▶ _WHAT YOU HAVE TO DO_
Switch "column-divider" to "column-separator" in the rows from the one holding "Find all labels, buttons, inputs, and" through the one holding "column-divider — [719, 91, 722, 809]", inclusive, and write out only those rows again with nothing else altered.

▶ _DATA FOR THIS TASK_

╔══

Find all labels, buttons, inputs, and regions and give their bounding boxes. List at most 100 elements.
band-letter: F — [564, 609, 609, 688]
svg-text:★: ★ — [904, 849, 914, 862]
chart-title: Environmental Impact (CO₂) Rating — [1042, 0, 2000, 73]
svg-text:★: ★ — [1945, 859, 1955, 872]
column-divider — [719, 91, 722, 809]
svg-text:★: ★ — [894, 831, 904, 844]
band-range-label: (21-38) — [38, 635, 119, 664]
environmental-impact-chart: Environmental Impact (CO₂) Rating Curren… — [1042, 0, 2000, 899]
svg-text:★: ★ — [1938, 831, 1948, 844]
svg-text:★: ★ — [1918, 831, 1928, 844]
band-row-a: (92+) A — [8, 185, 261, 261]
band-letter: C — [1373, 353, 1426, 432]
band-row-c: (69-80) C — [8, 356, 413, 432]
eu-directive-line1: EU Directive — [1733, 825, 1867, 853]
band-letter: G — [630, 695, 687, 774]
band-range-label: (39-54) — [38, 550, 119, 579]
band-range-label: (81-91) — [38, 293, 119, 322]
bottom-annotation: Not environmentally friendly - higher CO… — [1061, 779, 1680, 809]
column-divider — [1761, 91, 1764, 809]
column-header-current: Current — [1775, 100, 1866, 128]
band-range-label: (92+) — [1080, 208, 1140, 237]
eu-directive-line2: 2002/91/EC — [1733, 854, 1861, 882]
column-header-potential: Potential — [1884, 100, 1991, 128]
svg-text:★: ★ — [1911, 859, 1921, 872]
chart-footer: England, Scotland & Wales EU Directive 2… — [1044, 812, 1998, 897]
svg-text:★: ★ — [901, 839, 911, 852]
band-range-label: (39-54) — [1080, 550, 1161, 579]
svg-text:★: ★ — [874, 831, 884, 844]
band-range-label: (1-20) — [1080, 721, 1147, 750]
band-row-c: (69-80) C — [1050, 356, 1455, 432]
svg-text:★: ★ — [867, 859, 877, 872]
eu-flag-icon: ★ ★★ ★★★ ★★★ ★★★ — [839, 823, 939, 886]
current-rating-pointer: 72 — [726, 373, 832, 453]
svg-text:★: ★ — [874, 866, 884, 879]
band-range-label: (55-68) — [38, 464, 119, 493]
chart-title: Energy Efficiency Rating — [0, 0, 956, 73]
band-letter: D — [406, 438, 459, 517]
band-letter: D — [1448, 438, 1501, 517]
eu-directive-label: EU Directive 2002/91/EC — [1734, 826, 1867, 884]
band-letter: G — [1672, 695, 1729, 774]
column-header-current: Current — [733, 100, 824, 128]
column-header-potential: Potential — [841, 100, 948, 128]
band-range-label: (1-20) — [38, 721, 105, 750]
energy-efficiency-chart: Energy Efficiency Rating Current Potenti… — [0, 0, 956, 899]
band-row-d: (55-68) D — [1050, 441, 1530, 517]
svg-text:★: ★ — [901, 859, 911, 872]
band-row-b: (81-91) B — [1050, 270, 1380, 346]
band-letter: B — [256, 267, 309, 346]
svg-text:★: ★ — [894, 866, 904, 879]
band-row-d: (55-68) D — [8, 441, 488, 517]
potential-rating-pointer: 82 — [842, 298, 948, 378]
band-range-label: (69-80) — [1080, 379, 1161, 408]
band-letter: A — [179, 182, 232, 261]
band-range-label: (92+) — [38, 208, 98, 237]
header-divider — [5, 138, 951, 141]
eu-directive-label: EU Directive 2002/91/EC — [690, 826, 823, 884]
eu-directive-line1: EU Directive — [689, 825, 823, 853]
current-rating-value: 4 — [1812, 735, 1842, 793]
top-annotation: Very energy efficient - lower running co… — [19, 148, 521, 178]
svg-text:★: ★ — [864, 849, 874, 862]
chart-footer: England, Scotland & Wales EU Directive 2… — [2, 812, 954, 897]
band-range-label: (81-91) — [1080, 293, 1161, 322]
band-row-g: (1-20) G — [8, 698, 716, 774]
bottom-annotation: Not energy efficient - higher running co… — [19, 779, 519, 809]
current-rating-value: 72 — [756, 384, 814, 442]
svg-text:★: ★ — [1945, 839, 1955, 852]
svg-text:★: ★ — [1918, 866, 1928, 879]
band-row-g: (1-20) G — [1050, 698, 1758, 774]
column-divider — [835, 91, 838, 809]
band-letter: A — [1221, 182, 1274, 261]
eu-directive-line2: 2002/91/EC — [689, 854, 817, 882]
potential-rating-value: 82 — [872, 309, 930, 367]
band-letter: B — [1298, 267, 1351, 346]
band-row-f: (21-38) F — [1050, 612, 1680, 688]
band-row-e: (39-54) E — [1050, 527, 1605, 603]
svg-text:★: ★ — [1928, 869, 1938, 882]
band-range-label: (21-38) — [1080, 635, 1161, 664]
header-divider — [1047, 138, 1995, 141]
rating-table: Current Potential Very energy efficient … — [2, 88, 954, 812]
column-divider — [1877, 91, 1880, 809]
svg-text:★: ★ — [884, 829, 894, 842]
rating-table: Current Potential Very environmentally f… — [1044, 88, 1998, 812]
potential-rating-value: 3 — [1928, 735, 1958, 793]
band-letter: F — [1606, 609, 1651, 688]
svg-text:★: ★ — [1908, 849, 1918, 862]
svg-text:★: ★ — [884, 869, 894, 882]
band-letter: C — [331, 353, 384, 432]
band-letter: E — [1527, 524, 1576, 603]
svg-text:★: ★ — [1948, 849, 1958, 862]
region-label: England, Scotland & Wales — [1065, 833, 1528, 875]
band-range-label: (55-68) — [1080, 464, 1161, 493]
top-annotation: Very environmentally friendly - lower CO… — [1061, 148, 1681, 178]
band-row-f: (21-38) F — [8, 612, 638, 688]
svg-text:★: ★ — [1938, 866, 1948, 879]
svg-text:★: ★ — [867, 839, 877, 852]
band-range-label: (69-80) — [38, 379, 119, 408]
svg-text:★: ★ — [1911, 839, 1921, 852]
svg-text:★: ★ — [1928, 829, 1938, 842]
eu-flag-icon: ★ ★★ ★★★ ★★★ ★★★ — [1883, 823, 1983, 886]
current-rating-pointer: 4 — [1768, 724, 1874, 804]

╚══
╔══

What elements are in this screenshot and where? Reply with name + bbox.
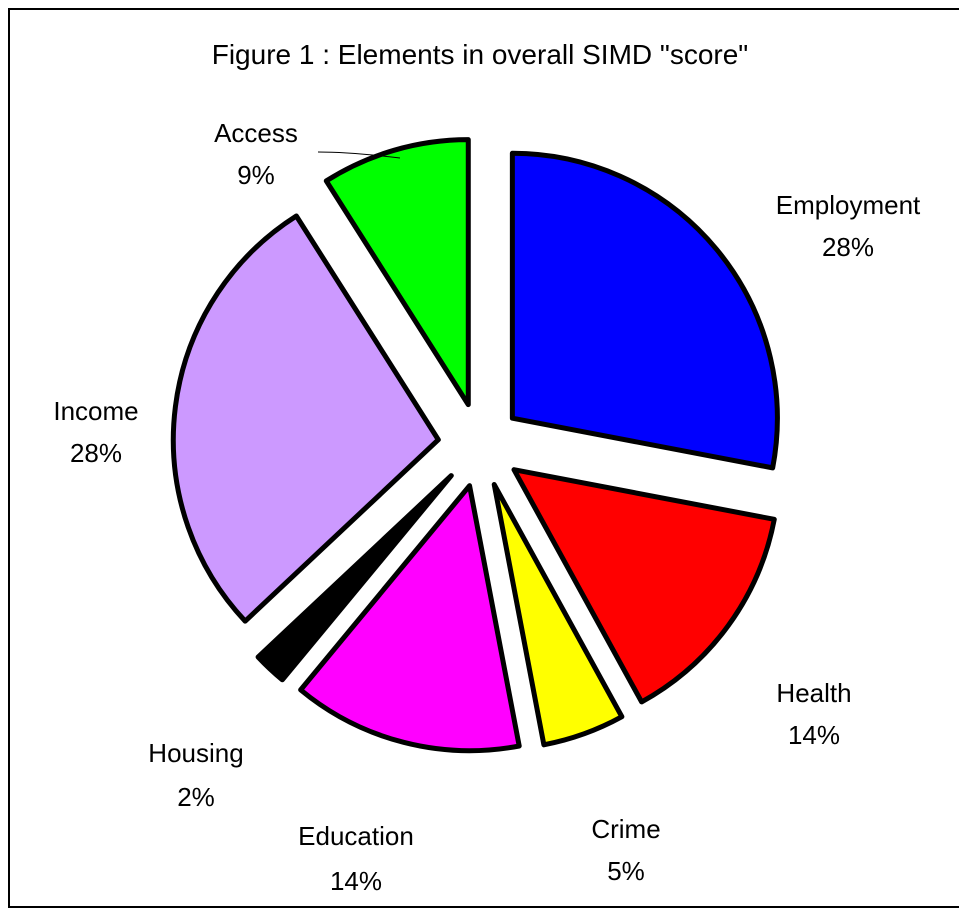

╚══

▶ _EXERCISE SOLUTION_
Find all labels, buttons, inputs, and regions and give their bounding boxes. List at most 100 elements.
band-letter: F — [564, 609, 609, 688]
svg-text:★: ★ — [904, 849, 914, 862]
chart-title: Environmental Impact (CO₂) Rating — [1042, 0, 2000, 73]
svg-text:★: ★ — [1945, 859, 1955, 872]
column-separator — [719, 91, 722, 809]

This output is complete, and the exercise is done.